(Layout annotation data)
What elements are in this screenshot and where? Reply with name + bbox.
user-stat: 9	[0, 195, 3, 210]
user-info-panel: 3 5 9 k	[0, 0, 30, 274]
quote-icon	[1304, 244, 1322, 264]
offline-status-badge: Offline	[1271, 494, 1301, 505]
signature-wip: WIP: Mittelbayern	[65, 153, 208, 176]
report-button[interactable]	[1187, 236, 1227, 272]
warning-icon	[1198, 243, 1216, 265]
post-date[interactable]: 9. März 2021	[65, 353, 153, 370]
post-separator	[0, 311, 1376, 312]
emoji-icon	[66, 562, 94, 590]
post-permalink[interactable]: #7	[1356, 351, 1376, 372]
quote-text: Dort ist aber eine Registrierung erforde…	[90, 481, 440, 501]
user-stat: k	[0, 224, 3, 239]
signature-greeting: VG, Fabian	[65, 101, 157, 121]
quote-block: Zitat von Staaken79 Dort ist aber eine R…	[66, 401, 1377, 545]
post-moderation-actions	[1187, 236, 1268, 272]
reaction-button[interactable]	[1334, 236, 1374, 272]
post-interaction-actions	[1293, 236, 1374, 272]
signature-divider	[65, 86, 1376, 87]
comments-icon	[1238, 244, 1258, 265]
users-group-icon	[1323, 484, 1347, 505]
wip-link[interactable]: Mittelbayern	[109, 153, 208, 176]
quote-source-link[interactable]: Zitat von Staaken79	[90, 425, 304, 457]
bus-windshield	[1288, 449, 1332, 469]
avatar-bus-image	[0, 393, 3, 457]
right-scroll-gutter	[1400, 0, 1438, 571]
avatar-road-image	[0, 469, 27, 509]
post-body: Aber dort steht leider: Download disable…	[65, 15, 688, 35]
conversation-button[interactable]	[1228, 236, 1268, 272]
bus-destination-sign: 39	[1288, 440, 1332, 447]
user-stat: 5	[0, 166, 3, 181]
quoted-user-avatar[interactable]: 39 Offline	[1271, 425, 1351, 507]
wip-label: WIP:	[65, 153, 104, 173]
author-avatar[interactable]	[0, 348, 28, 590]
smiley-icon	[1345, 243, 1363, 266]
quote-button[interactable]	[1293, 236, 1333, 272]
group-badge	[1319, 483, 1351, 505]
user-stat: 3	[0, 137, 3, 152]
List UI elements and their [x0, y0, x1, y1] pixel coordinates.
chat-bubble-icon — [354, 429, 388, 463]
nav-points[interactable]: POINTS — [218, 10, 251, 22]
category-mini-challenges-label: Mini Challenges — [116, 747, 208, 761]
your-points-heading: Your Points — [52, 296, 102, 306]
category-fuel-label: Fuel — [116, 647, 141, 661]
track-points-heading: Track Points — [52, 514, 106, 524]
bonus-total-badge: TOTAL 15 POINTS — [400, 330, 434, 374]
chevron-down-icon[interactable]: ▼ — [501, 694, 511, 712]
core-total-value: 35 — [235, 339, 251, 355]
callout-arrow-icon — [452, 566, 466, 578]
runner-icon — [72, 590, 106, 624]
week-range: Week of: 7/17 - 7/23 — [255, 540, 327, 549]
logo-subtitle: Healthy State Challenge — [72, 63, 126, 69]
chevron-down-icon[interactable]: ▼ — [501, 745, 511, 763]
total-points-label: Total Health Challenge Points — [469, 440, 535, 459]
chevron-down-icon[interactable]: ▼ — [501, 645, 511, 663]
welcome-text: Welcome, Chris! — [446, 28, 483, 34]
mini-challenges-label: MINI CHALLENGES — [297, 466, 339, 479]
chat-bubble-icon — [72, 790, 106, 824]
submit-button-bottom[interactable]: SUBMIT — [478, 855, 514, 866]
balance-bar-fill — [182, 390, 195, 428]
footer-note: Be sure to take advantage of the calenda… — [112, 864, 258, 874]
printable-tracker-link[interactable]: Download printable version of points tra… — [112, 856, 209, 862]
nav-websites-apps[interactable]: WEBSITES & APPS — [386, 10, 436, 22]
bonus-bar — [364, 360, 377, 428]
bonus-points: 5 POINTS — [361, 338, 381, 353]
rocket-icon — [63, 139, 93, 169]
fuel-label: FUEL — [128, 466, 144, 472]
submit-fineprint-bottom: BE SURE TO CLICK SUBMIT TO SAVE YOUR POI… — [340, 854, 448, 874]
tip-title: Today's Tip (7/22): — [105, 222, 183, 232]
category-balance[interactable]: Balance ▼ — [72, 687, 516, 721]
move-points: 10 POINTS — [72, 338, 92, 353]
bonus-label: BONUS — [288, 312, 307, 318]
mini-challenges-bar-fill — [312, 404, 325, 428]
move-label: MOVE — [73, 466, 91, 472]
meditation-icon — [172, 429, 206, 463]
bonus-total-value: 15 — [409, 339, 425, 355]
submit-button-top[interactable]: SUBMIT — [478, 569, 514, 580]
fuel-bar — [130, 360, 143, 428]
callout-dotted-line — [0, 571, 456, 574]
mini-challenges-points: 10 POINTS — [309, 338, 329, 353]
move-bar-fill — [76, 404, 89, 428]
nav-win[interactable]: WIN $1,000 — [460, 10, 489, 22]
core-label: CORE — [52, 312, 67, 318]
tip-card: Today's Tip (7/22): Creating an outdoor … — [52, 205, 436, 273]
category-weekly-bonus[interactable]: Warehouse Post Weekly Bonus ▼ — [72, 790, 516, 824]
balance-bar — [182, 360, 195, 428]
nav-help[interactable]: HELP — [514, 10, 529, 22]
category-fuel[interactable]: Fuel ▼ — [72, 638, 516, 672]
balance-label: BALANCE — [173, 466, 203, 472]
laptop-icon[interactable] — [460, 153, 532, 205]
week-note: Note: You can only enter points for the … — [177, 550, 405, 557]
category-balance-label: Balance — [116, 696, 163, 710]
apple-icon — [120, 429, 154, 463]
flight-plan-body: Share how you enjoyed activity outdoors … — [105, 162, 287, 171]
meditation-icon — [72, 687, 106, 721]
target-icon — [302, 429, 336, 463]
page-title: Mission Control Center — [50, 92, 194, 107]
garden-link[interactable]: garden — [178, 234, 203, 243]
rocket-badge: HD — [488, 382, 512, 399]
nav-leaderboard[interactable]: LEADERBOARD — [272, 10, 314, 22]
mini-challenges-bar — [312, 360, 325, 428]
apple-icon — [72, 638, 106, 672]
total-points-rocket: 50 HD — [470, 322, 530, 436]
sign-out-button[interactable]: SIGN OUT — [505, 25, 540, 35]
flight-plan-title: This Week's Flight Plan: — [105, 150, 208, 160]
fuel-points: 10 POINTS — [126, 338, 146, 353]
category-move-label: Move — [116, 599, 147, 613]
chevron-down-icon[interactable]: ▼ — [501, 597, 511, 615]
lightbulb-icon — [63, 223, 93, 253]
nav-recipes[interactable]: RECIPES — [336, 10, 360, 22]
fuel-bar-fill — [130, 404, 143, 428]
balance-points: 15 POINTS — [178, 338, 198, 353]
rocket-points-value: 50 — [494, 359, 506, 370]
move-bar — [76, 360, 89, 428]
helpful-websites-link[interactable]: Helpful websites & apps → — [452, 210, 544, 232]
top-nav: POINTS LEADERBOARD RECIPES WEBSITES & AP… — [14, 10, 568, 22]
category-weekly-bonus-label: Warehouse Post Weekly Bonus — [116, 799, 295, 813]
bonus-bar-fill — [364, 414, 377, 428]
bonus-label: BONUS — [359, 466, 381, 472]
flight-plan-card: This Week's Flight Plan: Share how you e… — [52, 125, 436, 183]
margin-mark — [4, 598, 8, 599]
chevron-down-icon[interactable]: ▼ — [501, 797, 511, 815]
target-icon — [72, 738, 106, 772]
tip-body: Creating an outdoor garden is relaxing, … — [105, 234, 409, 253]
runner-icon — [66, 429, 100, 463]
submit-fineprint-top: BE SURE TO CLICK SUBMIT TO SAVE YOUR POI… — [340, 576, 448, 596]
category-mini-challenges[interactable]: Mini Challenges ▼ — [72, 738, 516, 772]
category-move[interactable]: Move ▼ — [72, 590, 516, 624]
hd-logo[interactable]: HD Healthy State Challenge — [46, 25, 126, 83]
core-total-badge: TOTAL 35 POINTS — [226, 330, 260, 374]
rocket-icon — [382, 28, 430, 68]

### Exercise details
Return, unchanged, the lines of the material from its first line through the line containing "category-fuel-label: Fuel —", including both ends.

### Right answer
What elements are in this screenshot and where? Reply with name + bbox.
user-stat: 9	[0, 195, 3, 210]
user-info-panel: 3 5 9 k	[0, 0, 30, 274]
quote-icon	[1304, 244, 1322, 264]
offline-status-badge: Offline	[1271, 494, 1301, 505]
signature-wip: WIP: Mittelbayern	[65, 153, 208, 176]
report-button[interactable]	[1187, 236, 1227, 272]
warning-icon	[1198, 243, 1216, 265]
post-date[interactable]: 9. März 2021	[65, 353, 153, 370]
post-separator	[0, 311, 1376, 312]
emoji-icon	[66, 562, 94, 590]
post-permalink[interactable]: #7	[1356, 351, 1376, 372]
quote-text: Dort ist aber eine Registrierung erforde…	[90, 481, 440, 501]
user-stat: k	[0, 224, 3, 239]
signature-greeting: VG, Fabian	[65, 101, 157, 121]
quote-block: Zitat von Staaken79 Dort ist aber eine R…	[66, 401, 1377, 545]
post-moderation-actions	[1187, 236, 1268, 272]
reaction-button[interactable]	[1334, 236, 1374, 272]
post-interaction-actions	[1293, 236, 1374, 272]
signature-divider	[65, 86, 1376, 87]
comments-icon	[1238, 244, 1258, 265]
users-group-icon	[1323, 484, 1347, 505]
wip-link[interactable]: Mittelbayern	[109, 153, 208, 176]
quote-source-link[interactable]: Zitat von Staaken79	[90, 425, 304, 457]
bus-windshield	[1288, 449, 1332, 469]
avatar-bus-image	[0, 393, 3, 457]
right-scroll-gutter	[1400, 0, 1438, 571]
avatar-road-image	[0, 469, 27, 509]
post-body: Aber dort steht leider: Download disable…	[65, 15, 688, 35]
conversation-button[interactable]	[1228, 236, 1268, 272]
bus-destination-sign: 39	[1288, 440, 1332, 447]
user-stat: 5	[0, 166, 3, 181]
quoted-user-avatar[interactable]: 39 Offline	[1271, 425, 1351, 507]
wip-label: WIP:	[65, 153, 104, 173]
author-avatar[interactable]	[0, 348, 28, 590]
smiley-icon	[1345, 243, 1363, 266]
quote-button[interactable]	[1293, 236, 1333, 272]
group-badge	[1319, 483, 1351, 505]
user-stat: 3	[0, 137, 3, 152]
List UI elements and their [x0, y0, x1, y1] pixel coordinates.
chat-bubble-icon — [354, 429, 388, 463]
nav-points[interactable]: POINTS — [218, 10, 251, 22]
category-mini-challenges-label: Mini Challenges — [116, 747, 208, 761]
your-points-heading: Your Points — [52, 296, 102, 306]
category-fuel-label: Fuel — [116, 647, 141, 661]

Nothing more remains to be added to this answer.